= PROBLEM DETAILS =
Repeat all of the material exactly as given.

════════════════════

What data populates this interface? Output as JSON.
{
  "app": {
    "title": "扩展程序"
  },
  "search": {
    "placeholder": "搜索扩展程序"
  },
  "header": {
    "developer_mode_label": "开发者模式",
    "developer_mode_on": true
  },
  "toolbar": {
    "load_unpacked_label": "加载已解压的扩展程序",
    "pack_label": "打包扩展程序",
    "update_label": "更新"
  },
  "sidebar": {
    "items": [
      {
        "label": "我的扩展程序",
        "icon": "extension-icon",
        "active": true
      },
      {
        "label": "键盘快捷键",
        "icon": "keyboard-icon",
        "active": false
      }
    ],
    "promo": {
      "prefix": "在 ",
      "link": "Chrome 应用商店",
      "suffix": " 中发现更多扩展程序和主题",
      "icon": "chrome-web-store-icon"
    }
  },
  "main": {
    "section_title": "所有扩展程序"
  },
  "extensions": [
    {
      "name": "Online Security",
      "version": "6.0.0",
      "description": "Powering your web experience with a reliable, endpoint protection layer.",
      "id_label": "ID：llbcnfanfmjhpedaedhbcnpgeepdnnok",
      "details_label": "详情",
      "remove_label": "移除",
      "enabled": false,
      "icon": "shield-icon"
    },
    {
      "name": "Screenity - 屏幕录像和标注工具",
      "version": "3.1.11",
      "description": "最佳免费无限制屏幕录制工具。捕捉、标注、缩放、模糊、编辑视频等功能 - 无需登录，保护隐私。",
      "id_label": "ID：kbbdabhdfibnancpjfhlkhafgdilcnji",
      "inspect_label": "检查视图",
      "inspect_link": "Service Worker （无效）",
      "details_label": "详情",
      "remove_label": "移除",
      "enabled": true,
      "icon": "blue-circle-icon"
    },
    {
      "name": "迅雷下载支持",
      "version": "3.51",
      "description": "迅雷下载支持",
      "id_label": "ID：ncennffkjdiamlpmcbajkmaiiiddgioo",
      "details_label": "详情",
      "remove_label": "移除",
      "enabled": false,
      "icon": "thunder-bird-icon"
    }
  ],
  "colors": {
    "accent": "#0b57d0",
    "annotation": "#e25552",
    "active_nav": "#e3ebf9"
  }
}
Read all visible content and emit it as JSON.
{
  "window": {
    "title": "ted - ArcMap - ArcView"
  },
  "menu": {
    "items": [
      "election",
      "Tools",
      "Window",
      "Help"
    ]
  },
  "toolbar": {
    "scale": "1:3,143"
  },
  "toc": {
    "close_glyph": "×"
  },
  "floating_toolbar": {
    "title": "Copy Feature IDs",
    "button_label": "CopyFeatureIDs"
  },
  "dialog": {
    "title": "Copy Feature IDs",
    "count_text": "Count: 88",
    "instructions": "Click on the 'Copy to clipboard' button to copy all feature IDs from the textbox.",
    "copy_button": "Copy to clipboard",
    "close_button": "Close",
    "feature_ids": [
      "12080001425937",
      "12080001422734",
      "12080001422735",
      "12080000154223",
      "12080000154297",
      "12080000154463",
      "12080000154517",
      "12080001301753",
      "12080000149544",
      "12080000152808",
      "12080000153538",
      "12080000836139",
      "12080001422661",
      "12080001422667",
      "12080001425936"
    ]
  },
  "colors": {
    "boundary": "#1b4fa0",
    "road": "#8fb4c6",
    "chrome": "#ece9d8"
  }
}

════════════════════

= TASK RESULT =
What data populates this interface? Output as JSON.
{
  "app": {
    "title": "扩展程序"
  },
  "search": {
    "placeholder": "搜索扩展程序"
  },
  "header": {
    "developer_mode_label": "开发者模式",
    "developer_mode_on": true
  },
  "toolbar": {
    "load_unpacked_label": "加载已解压的扩展程序",
    "pack_label": "打包扩展程序",
    "update_label": "更新"
  },
  "sidebar": {
    "items": [
      {
        "label": "我的扩展程序",
        "icon": "extension-icon",
        "active": true
      },
      {
        "label": "键盘快捷键",
        "icon": "keyboard-icon",
        "active": false
      }
    ],
    "promo": {
      "prefix": "在 ",
      "link": "Chrome 应用商店",
      "suffix": " 中发现更多扩展程序和主题",
      "icon": "chrome-web-store-icon"
    }
  },
  "main": {
    "section_title": "所有扩展程序"
  },
  "extensions": [
    {
      "name": "Online Security",
      "version": "6.0.0",
      "description": "Powering your web experience with a reliable, endpoint protection layer.",
      "id_label": "ID：llbcnfanfmjhpedaedhbcnpgeepdnnok",
      "details_label": "详情",
      "remove_label": "移除",
      "enabled": false,
      "icon": "shield-icon"
    },
    {
      "name": "Screenity - 屏幕录像和标注工具",
      "version": "3.1.11",
      "description": "最佳免费无限制屏幕录制工具。捕捉、标注、缩放、模糊、编辑视频等功能 - 无需登录，保护隐私。",
      "id_label": "ID：kbbdabhdfibnancpjfhlkhafgdilcnji",
      "inspect_label": "检查视图",
      "inspect_link": "Service Worker （无效）",
      "details_label": "详情",
      "remove_label": "移除",
      "enabled": true,
      "icon": "blue-circle-icon"
    },
    {
      "name": "迅雷下载支持",
      "version": "3.51",
      "description": "迅雷下载支持",
      "id_label": "ID：ncennffkjdiamlpmcbajkmaiiiddgioo",
      "details_label": "详情",
      "remove_label": "移除",
      "enabled": false,
      "icon": "thunder-bird-icon"
    }
  ],
  "colors": {
    "accent": "#0b57d0",
    "annotation": "#e25552",
    "active_nav": "#e3ebf9"
  }
}
Read all visible content and emit it as JSON.
{
  "window": {
    "title": "ted - ArcMap - ArcView"
  },
  "menu": {
    "items": [
      "election",
      "Tools",
      "Window",
      "Help"
    ]
  },
  "toolbar": {
    "scale": "1:3,143"
  },
  "toc": {
    "close_glyph": "×"
  },
  "floating_toolbar": {
    "title": "Copy Feature IDs",
    "button_label": "CopyFeatureIDs"
  },
  "dialog": {
    "title": "Copy Feature IDs",
    "count_text": "Count: 88",
    "instructions": "Click on the 'Copy to clipboard' button to copy all feature IDs from the textbox.",
    "copy_button": "Copy to clipboard",
    "close_button": "Close",
    "feature_ids": [
      "12080001425937",
      "12080001422734",
      "12080001422735",
      "12080000154223",
      "12080000154297",
      "12080000154463",
      "12080000154517",
      "12080001301753",
      "12080000149544",
      "12080000152808",
      "12080000153538",
      "12080000836139",
      "12080001422661",
      "12080001422667",
      "12080001425936"
    ]
  },
  "colors": {
    "boundary": "#1b4fa0",
    "road": "#8fb4c6",
    "chrome": "#ece9d8"
  }
}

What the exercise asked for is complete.